OBJECTIVE — Look through the lines of the material and count those containing "this". Give that count alone.

SUPPLIED MATERIAL —
•••••
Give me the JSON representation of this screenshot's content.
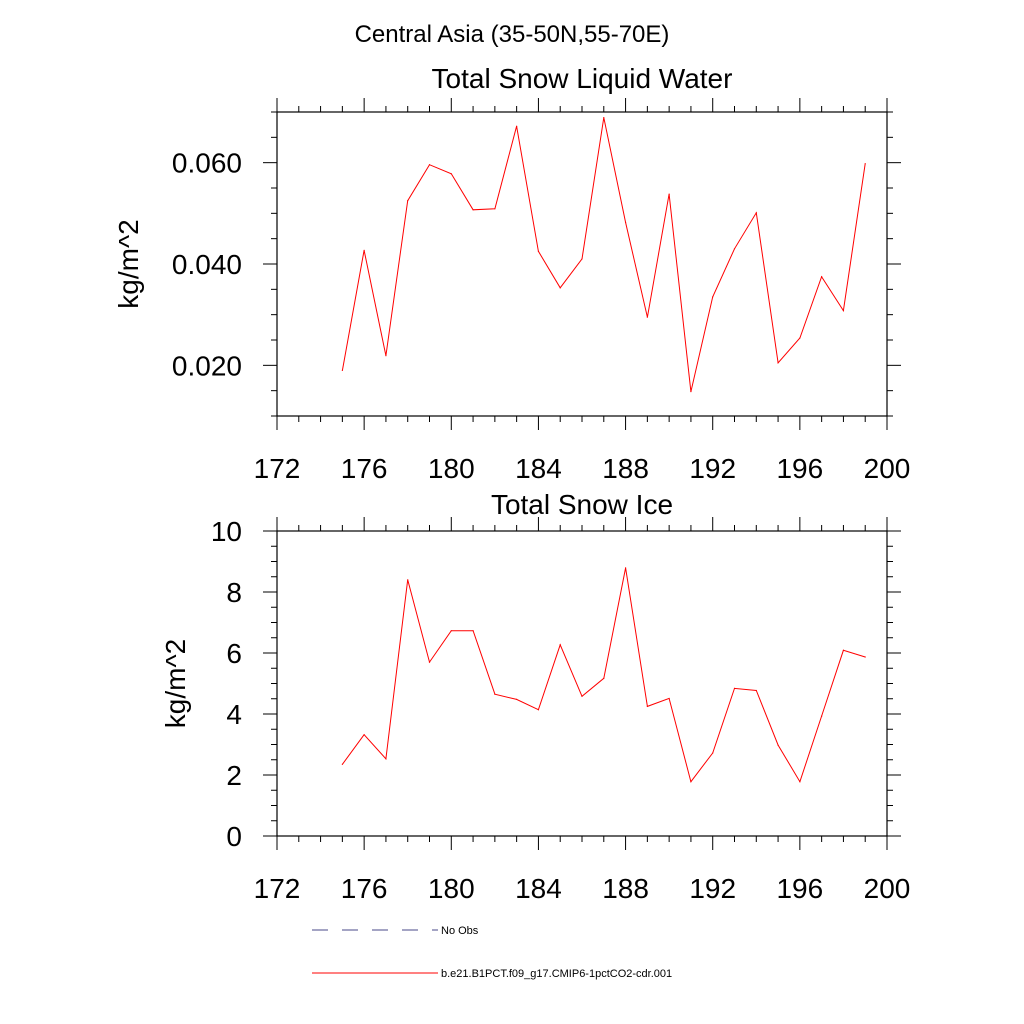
{
  "page_title": "Central Asia (35-50N,55-70E)",
  "legend": {
    "obs_label": "No Obs",
    "obs_color": "#4a4a8a",
    "model_label": "b.e21.B1PCT.f09_g17.CMIP6-1pctCO2-cdr.001",
    "model_color": "#ff0000"
  },
  "chart_data": [
    {
      "type": "line",
      "title": "Total Snow Liquid Water",
      "ylabel": "kg/m^2",
      "xlabel": "",
      "xlim": [
        172,
        200
      ],
      "ylim": [
        0.01,
        0.07
      ],
      "x_ticks": [
        172,
        176,
        180,
        184,
        188,
        192,
        196,
        200
      ],
      "y_ticks": [
        0.02,
        0.04,
        0.06
      ],
      "y_tick_labels": [
        "0.020",
        "0.040",
        "0.060"
      ],
      "grid": false,
      "series": [
        {
          "name": "b.e21.B1PCT.f09_g17.CMIP6-1pctCO2-cdr.001",
          "color": "#ff0000",
          "x": [
            175,
            176,
            177,
            178,
            179,
            180,
            181,
            182,
            183,
            184,
            185,
            186,
            187,
            188,
            189,
            190,
            191,
            192,
            193,
            194,
            195,
            196,
            197,
            198,
            199
          ],
          "values": [
            0.019,
            0.0427,
            0.0219,
            0.0525,
            0.0596,
            0.0578,
            0.0507,
            0.0509,
            0.0672,
            0.0425,
            0.0353,
            0.041,
            0.0689,
            0.0482,
            0.0295,
            0.0538,
            0.0148,
            0.0335,
            0.043,
            0.0501,
            0.0205,
            0.0254,
            0.0375,
            0.0308,
            0.0598
          ]
        }
      ]
    },
    {
      "type": "line",
      "title": "Total Snow Ice",
      "ylabel": "kg/m^2",
      "xlabel": "",
      "xlim": [
        172,
        200
      ],
      "ylim": [
        0,
        10
      ],
      "x_ticks": [
        172,
        176,
        180,
        184,
        188,
        192,
        196,
        200
      ],
      "y_ticks": [
        0,
        2,
        4,
        6,
        8,
        10
      ],
      "y_tick_labels": [
        "0",
        "2",
        "4",
        "6",
        "8",
        "10"
      ],
      "grid": false,
      "series": [
        {
          "name": "b.e21.B1PCT.f09_g17.CMIP6-1pctCO2-cdr.001",
          "color": "#ff0000",
          "x": [
            175,
            176,
            177,
            178,
            179,
            180,
            181,
            182,
            183,
            184,
            185,
            186,
            187,
            188,
            189,
            190,
            191,
            192,
            193,
            194,
            195,
            196,
            197,
            198,
            199
          ],
          "values": [
            2.35,
            3.32,
            2.53,
            8.4,
            5.7,
            6.73,
            6.73,
            4.65,
            4.48,
            4.14,
            6.27,
            4.58,
            5.17,
            8.79,
            4.25,
            4.51,
            1.78,
            2.72,
            4.84,
            4.77,
            2.98,
            1.78,
            3.93,
            6.09,
            5.87
          ]
        }
      ]
    }
  ]
}
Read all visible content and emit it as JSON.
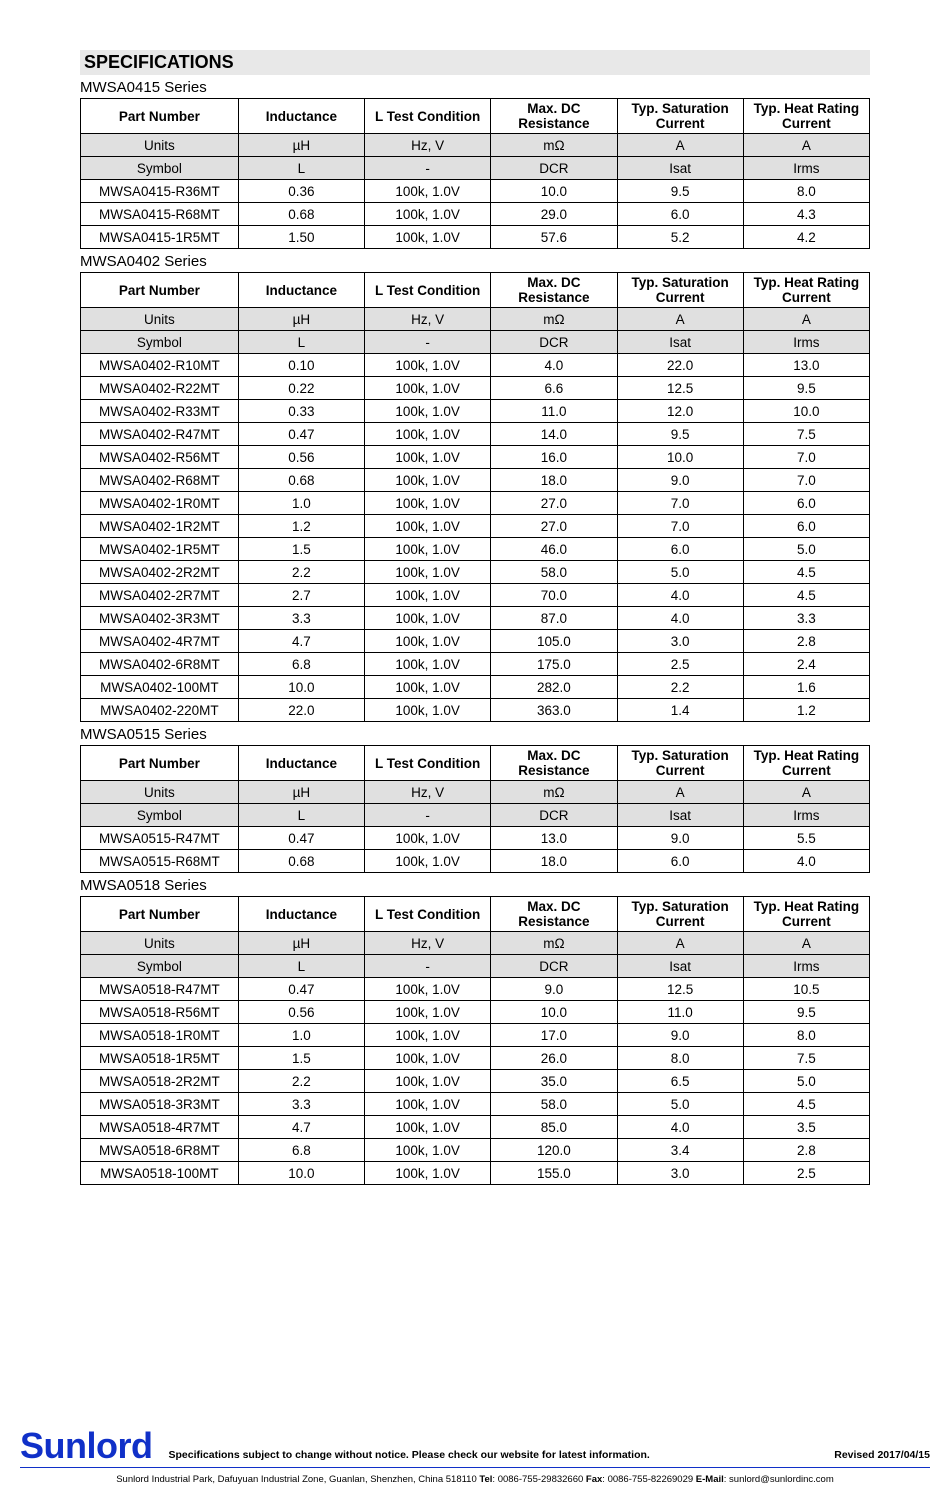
{
  "page_title": "SPECIFICATIONS",
  "headers": {
    "part": "Part Number",
    "inductance": "Inductance",
    "condition": "L Test Condition",
    "dcr": "Max. DC Resistance",
    "isat": "Typ. Saturation Current",
    "irms": "Typ. Heat Rating Current"
  },
  "units_row": [
    "Units",
    "µH",
    "Hz, V",
    "mΩ",
    "A",
    "A"
  ],
  "symbol_row": [
    "Symbol",
    "L",
    "-",
    "DCR",
    "Isat",
    "Irms"
  ],
  "series": [
    {
      "title": "MWSA0415 Series",
      "rows": [
        [
          "MWSA0415-R36MT",
          "0.36",
          "100k, 1.0V",
          "10.0",
          "9.5",
          "8.0"
        ],
        [
          "MWSA0415-R68MT",
          "0.68",
          "100k, 1.0V",
          "29.0",
          "6.0",
          "4.3"
        ],
        [
          "MWSA0415-1R5MT",
          "1.50",
          "100k, 1.0V",
          "57.6",
          "5.2",
          "4.2"
        ]
      ]
    },
    {
      "title": "MWSA0402 Series",
      "rows": [
        [
          "MWSA0402-R10MT",
          "0.10",
          "100k, 1.0V",
          "4.0",
          "22.0",
          "13.0"
        ],
        [
          "MWSA0402-R22MT",
          "0.22",
          "100k, 1.0V",
          "6.6",
          "12.5",
          "9.5"
        ],
        [
          "MWSA0402-R33MT",
          "0.33",
          "100k, 1.0V",
          "11.0",
          "12.0",
          "10.0"
        ],
        [
          "MWSA0402-R47MT",
          "0.47",
          "100k, 1.0V",
          "14.0",
          "9.5",
          "7.5"
        ],
        [
          "MWSA0402-R56MT",
          "0.56",
          "100k, 1.0V",
          "16.0",
          "10.0",
          "7.0"
        ],
        [
          "MWSA0402-R68MT",
          "0.68",
          "100k, 1.0V",
          "18.0",
          "9.0",
          "7.0"
        ],
        [
          "MWSA0402-1R0MT",
          "1.0",
          "100k, 1.0V",
          "27.0",
          "7.0",
          "6.0"
        ],
        [
          "MWSA0402-1R2MT",
          "1.2",
          "100k, 1.0V",
          "27.0",
          "7.0",
          "6.0"
        ],
        [
          "MWSA0402-1R5MT",
          "1.5",
          "100k, 1.0V",
          "46.0",
          "6.0",
          "5.0"
        ],
        [
          "MWSA0402-2R2MT",
          "2.2",
          "100k, 1.0V",
          "58.0",
          "5.0",
          "4.5"
        ],
        [
          "MWSA0402-2R7MT",
          "2.7",
          "100k, 1.0V",
          "70.0",
          "4.0",
          "4.5"
        ],
        [
          "MWSA0402-3R3MT",
          "3.3",
          "100k, 1.0V",
          "87.0",
          "4.0",
          "3.3"
        ],
        [
          "MWSA0402-4R7MT",
          "4.7",
          "100k, 1.0V",
          "105.0",
          "3.0",
          "2.8"
        ],
        [
          "MWSA0402-6R8MT",
          "6.8",
          "100k, 1.0V",
          "175.0",
          "2.5",
          "2.4"
        ],
        [
          "MWSA0402-100MT",
          "10.0",
          "100k, 1.0V",
          "282.0",
          "2.2",
          "1.6"
        ],
        [
          "MWSA0402-220MT",
          "22.0",
          "100k, 1.0V",
          "363.0",
          "1.4",
          "1.2"
        ]
      ]
    },
    {
      "title": "MWSA0515 Series",
      "rows": [
        [
          "MWSA0515-R47MT",
          "0.47",
          "100k, 1.0V",
          "13.0",
          "9.0",
          "5.5"
        ],
        [
          "MWSA0515-R68MT",
          "0.68",
          "100k, 1.0V",
          "18.0",
          "6.0",
          "4.0"
        ]
      ]
    },
    {
      "title": "MWSA0518 Series",
      "rows": [
        [
          "MWSA0518-R47MT",
          "0.47",
          "100k, 1.0V",
          "9.0",
          "12.5",
          "10.5"
        ],
        [
          "MWSA0518-R56MT",
          "0.56",
          "100k, 1.0V",
          "10.0",
          "11.0",
          "9.5"
        ],
        [
          "MWSA0518-1R0MT",
          "1.0",
          "100k, 1.0V",
          "17.0",
          "9.0",
          "8.0"
        ],
        [
          "MWSA0518-1R5MT",
          "1.5",
          "100k, 1.0V",
          "26.0",
          "8.0",
          "7.5"
        ],
        [
          "MWSA0518-2R2MT",
          "2.2",
          "100k, 1.0V",
          "35.0",
          "6.5",
          "5.0"
        ],
        [
          "MWSA0518-3R3MT",
          "3.3",
          "100k, 1.0V",
          "58.0",
          "5.0",
          "4.5"
        ],
        [
          "MWSA0518-4R7MT",
          "4.7",
          "100k, 1.0V",
          "85.0",
          "4.0",
          "3.5"
        ],
        [
          "MWSA0518-6R8MT",
          "6.8",
          "100k, 1.0V",
          "120.0",
          "3.4",
          "2.8"
        ],
        [
          "MWSA0518-100MT",
          "10.0",
          "100k, 1.0V",
          "155.0",
          "3.0",
          "2.5"
        ]
      ]
    }
  ],
  "footer": {
    "brand": "Sunlord",
    "brand_color": "#1030c8",
    "notice": "Specifications subject to change without notice. Please check our website for latest information.",
    "revised": "Revised 2017/04/15",
    "address_pre": "Sunlord Industrial Park, Dafuyuan Industrial Zone, Guanlan, Shenzhen, China 518110 ",
    "tel_label": "Tel",
    "tel": ": 0086-755-29832660 ",
    "fax_label": "Fax",
    "fax": ": 0086-755-82269029 ",
    "email_label": "E-Mail",
    "email": ": sunlord@sunlordinc.com"
  },
  "style": {
    "shaded_bg": "#e0e0e0",
    "title_bg": "#e8e8e8",
    "border_color": "#000000",
    "font_family": "Arial",
    "body_fontsize": 13.5
  }
}
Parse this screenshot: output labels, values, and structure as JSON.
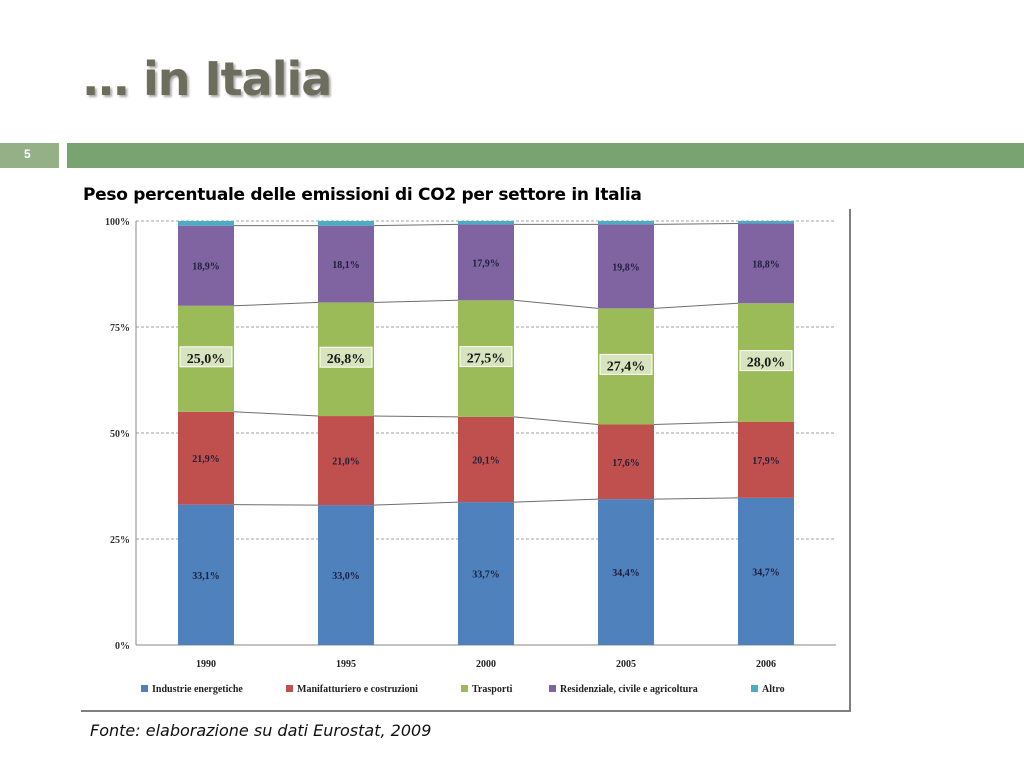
{
  "slide": {
    "title": "… in Italia",
    "page_number": "5",
    "chart_heading": "Peso percentuale delle emissioni di CO2 per settore in Italia",
    "source_note": "Fonte: elaborazione su dati Eurostat, 2009"
  },
  "chart_data": {
    "type": "bar",
    "stacked": true,
    "percent": true,
    "title": "",
    "xlabel": "",
    "ylabel": "",
    "ylim": [
      0,
      100
    ],
    "yticks": [
      "0%",
      "25%",
      "50%",
      "75%",
      "100%"
    ],
    "grid": true,
    "legend_position": "bottom",
    "categories": [
      "1990",
      "1995",
      "2000",
      "2005",
      "2006"
    ],
    "series": [
      {
        "name": "Industrie energetiche",
        "color": "#4f81bd",
        "values": [
          33.1,
          33.0,
          33.7,
          34.4,
          34.7
        ],
        "labels": [
          "33,1%",
          "33,0%",
          "33,7%",
          "34,4%",
          "34,7%"
        ]
      },
      {
        "name": "Manifatturiero e costruzioni",
        "color": "#c0504d",
        "values": [
          21.9,
          21.0,
          20.1,
          17.6,
          17.9
        ],
        "labels": [
          "21,9%",
          "21,0%",
          "20,1%",
          "17,6%",
          "17,9%"
        ]
      },
      {
        "name": "Trasporti",
        "color": "#9bbb59",
        "values": [
          25.0,
          26.8,
          27.5,
          27.4,
          28.0
        ],
        "labels": [
          "25,0%",
          "26,8%",
          "27,5%",
          "27,4%",
          "28,0%"
        ],
        "highlight_labels": true
      },
      {
        "name": "Residenziale, civile e agricoltura",
        "color": "#8064a2",
        "values": [
          18.9,
          18.1,
          17.9,
          19.8,
          18.8
        ],
        "labels": [
          "18,9%",
          "18,1%",
          "17,9%",
          "19,8%",
          "18,8%"
        ]
      },
      {
        "name": "Altro",
        "color": "#4bacc6",
        "values": [
          1.1,
          1.1,
          0.8,
          0.8,
          0.6
        ],
        "labels": []
      }
    ]
  }
}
•••••
RESULT BELOW — 2